--- BEGIN ---

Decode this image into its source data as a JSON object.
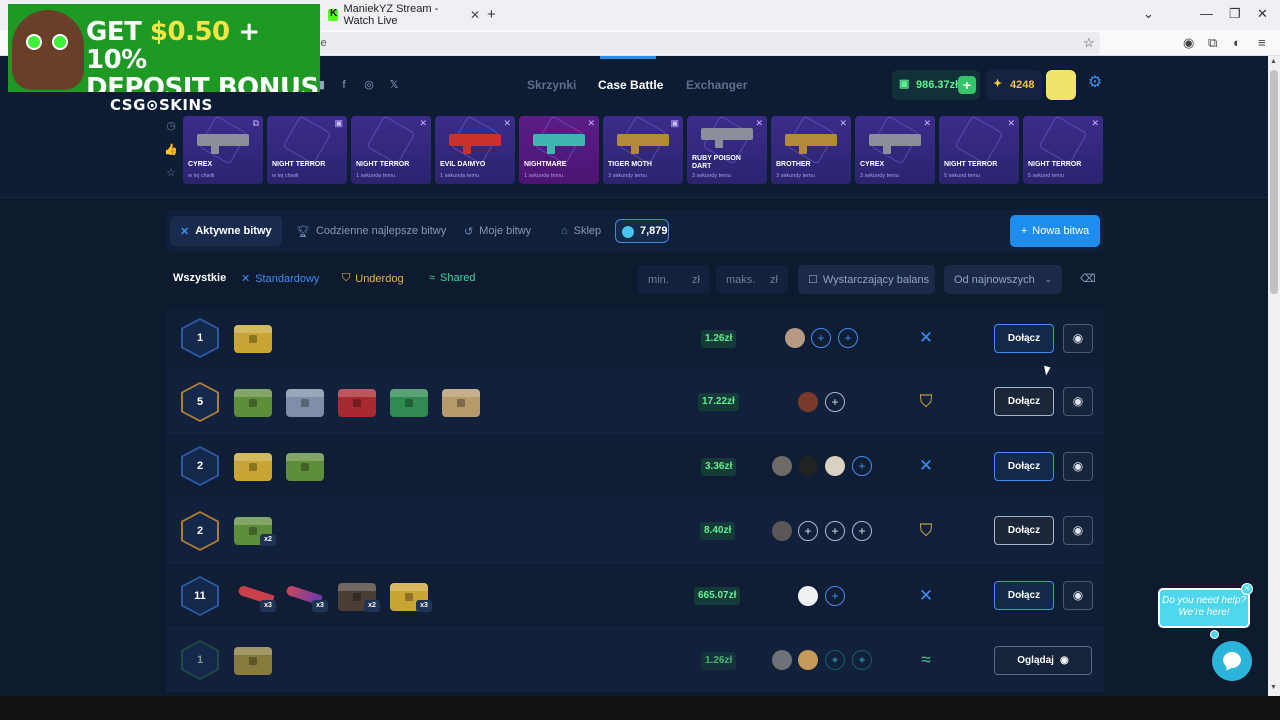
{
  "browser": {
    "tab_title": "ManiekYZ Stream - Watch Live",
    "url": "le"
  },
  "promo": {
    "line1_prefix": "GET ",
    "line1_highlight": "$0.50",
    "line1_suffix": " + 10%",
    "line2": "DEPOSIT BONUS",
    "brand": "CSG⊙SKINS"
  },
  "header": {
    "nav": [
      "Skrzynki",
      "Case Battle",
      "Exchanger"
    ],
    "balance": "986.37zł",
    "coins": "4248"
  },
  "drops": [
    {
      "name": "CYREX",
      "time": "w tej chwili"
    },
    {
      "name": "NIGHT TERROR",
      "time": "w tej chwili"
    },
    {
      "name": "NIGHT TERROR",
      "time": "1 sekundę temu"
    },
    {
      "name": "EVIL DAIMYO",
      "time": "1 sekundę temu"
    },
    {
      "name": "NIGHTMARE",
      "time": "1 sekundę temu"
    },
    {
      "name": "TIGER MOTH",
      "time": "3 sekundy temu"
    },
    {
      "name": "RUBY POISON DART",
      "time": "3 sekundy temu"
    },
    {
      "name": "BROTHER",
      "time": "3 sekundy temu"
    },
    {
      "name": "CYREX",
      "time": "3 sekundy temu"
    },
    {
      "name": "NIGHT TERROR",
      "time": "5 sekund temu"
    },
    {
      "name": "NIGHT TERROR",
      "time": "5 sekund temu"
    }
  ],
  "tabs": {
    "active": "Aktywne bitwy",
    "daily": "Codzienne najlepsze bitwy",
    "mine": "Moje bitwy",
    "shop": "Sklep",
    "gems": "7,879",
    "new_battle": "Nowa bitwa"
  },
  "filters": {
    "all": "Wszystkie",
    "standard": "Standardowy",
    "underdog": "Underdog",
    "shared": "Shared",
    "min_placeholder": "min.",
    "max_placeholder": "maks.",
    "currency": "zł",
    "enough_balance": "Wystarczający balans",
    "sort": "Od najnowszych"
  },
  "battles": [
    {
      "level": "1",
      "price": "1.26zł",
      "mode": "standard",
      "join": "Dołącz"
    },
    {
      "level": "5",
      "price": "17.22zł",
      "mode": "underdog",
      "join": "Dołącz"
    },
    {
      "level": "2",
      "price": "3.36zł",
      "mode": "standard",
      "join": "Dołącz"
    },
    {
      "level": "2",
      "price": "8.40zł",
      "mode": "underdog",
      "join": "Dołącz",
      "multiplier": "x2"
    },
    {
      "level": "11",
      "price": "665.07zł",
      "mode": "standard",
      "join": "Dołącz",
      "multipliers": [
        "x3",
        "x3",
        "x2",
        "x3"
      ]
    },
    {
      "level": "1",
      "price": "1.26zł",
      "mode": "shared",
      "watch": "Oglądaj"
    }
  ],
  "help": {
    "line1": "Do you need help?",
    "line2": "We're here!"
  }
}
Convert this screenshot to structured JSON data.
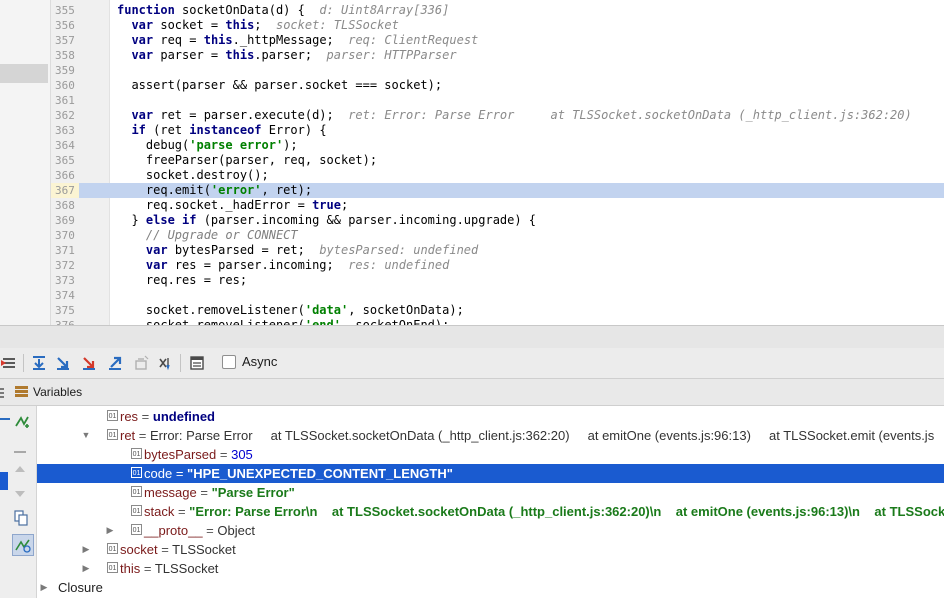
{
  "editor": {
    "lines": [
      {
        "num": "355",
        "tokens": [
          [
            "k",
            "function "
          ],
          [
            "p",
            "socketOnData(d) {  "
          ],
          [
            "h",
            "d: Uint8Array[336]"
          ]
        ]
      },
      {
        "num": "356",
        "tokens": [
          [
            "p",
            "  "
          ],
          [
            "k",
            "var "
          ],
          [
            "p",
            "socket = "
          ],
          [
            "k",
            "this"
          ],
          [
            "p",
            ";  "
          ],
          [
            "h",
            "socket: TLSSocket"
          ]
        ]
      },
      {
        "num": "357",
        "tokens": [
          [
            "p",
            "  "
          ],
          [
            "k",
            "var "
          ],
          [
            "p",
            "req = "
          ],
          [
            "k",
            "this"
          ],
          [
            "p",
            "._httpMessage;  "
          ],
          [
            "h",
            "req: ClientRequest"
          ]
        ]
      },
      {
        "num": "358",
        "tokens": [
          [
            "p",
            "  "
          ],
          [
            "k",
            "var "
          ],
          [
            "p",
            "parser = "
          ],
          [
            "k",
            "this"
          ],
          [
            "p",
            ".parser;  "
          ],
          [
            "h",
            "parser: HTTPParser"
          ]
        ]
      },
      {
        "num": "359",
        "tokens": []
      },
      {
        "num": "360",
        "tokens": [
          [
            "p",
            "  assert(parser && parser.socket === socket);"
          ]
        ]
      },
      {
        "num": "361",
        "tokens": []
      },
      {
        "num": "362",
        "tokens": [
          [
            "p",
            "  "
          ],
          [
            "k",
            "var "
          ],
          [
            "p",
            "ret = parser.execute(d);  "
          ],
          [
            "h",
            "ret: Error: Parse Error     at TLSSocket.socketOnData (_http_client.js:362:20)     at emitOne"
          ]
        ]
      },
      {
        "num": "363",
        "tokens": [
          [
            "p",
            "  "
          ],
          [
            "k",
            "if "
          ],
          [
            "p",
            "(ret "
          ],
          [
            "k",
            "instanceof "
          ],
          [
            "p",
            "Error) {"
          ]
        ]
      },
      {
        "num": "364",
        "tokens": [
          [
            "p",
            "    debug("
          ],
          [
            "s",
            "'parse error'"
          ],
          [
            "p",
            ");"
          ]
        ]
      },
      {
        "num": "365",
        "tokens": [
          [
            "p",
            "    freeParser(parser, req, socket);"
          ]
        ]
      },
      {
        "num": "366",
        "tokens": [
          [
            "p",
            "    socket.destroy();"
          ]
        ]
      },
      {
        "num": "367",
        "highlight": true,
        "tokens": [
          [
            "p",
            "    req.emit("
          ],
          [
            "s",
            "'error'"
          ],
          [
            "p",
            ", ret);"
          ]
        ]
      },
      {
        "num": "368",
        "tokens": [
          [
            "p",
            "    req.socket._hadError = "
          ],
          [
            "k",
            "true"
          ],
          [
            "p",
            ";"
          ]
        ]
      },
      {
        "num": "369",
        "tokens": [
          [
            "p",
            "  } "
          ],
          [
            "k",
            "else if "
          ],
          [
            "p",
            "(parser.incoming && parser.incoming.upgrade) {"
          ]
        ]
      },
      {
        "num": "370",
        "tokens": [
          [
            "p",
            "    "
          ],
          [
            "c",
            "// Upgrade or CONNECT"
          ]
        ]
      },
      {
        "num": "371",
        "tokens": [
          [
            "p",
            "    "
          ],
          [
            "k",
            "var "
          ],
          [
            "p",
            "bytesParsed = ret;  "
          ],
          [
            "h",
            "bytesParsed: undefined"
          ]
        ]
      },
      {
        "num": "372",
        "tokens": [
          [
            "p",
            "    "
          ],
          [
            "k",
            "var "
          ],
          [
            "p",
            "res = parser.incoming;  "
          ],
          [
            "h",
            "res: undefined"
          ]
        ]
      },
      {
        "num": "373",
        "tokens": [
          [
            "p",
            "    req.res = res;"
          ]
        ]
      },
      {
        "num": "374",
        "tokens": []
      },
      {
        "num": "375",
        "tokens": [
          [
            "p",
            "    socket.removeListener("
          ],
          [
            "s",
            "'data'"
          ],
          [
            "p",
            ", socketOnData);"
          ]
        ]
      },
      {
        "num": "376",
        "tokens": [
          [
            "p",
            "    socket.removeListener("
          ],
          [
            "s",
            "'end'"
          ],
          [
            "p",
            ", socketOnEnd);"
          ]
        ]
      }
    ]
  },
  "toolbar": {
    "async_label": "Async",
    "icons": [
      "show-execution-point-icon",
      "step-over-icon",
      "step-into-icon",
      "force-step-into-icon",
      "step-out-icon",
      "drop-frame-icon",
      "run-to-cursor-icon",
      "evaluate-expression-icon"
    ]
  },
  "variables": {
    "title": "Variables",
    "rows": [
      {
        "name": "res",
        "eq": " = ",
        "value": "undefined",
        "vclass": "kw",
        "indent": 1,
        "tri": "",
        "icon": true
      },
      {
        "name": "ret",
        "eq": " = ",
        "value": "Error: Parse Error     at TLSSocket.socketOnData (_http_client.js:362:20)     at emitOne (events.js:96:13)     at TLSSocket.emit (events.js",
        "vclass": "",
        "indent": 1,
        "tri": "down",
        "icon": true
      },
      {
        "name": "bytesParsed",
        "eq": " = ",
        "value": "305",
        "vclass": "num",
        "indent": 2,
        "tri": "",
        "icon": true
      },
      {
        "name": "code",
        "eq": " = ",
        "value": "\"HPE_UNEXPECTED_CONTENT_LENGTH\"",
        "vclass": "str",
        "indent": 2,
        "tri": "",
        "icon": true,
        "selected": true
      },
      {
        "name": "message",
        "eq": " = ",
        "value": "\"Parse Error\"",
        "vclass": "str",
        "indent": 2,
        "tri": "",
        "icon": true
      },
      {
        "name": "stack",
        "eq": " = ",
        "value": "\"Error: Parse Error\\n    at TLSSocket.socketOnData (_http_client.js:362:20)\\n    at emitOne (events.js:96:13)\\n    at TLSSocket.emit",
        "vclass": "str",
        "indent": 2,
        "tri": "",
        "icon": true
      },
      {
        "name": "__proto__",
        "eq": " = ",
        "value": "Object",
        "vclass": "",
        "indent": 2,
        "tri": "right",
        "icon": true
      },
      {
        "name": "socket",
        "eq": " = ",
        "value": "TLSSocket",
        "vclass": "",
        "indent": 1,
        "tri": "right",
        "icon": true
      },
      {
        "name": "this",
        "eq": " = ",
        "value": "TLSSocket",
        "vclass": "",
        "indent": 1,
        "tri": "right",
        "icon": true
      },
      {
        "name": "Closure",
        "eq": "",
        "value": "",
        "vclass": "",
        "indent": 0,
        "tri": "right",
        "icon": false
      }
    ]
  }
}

--- END ---

▶ [Description of the task]: Each line above that holds the string "parser" should be copied and shown.

▶ [Solution below]:
            "parser = "
            ".parser;  "
            "parser: HTTPParser"
            "  assert(parser && parser.socket === socket);"
            "ret = parser.execute(d);  "
            "    freeParser(parser, req, socket);"
            "(parser.incoming && parser.incoming.upgrade) {"
            "res = parser.incoming;  "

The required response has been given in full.